◆ **PROVIDED DATA**:
================

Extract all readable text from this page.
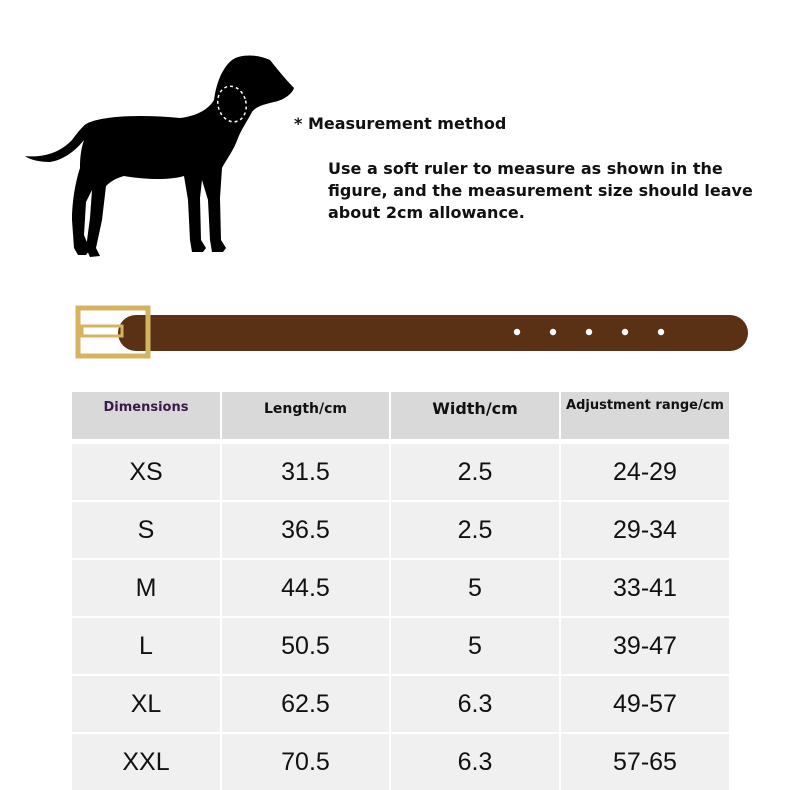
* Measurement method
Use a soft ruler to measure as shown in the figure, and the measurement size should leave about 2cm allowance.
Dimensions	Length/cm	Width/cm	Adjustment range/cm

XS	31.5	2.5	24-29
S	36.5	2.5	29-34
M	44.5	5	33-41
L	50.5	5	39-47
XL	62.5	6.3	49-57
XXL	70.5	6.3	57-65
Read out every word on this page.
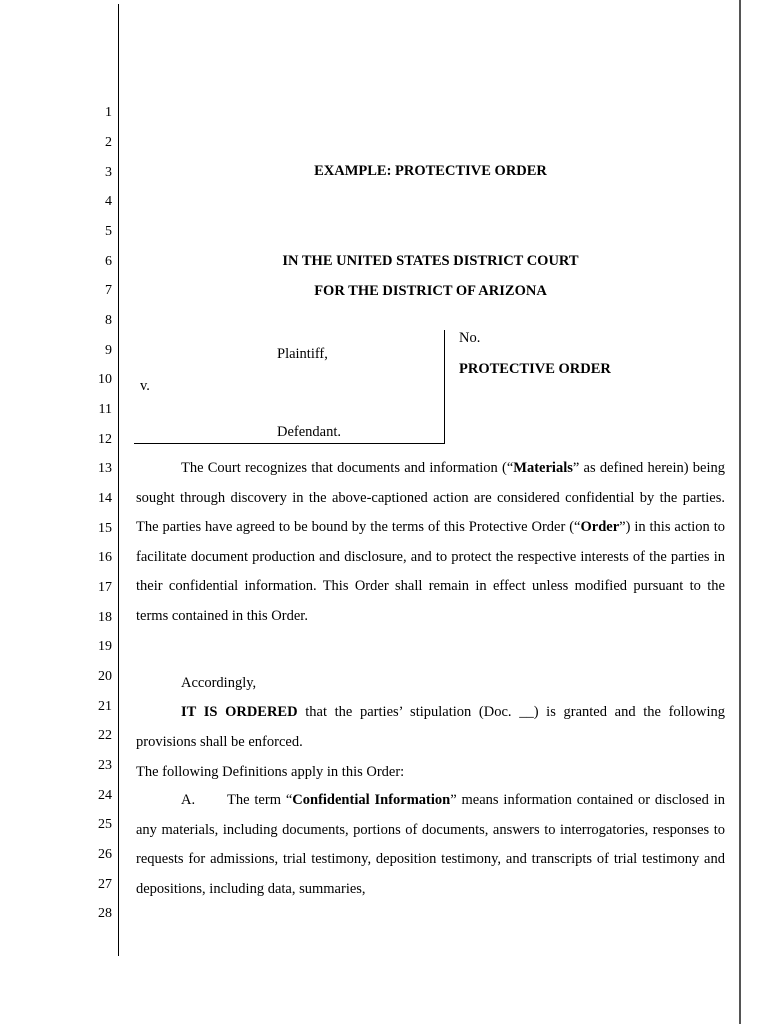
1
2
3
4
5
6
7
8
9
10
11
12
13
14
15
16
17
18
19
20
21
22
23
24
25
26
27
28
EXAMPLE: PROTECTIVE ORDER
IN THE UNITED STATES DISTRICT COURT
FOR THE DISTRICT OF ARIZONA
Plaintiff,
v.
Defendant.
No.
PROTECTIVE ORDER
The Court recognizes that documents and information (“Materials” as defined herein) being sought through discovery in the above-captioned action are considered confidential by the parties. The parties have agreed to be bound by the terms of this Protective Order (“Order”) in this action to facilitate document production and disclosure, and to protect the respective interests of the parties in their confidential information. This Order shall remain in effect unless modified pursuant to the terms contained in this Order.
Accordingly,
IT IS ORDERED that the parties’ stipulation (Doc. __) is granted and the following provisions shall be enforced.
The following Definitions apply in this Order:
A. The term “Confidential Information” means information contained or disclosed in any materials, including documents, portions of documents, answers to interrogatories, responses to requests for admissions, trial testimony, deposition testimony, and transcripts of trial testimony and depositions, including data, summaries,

================

◆ **GOAL OF THE EXERCISE**: Lines from the records above that hold "following" are the ones to list.

◆ **EXERCISE SOLUTION**:
IT IS ORDERED that the parties’ stipulation (Doc. __) is granted and the following provisions shall be enforced.
The following Definitions apply in this Order:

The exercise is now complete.